Your goal> Every line of the data must be copied exactly.

Materials provided>
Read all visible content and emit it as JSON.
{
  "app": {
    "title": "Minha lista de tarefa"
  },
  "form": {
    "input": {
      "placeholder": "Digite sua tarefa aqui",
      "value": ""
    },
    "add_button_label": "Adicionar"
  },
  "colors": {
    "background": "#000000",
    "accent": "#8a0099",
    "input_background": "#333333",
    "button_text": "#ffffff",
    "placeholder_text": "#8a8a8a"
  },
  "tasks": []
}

Written reply>
Read all visible content and emit it as JSON.
{
  "app": {
    "title": "Minha lista de tarefa"
  },
  "form": {
    "input": {
      "placeholder": "Digite sua tarefa aqui",
      "value": ""
    },
    "add_button_label": "Adicionar"
  },
  "colors": {
    "background": "#000000",
    "accent": "#8a0099",
    "input_background": "#333333",
    "button_text": "#ffffff",
    "placeholder_text": "#8a8a8a"
  },
  "tasks": []
}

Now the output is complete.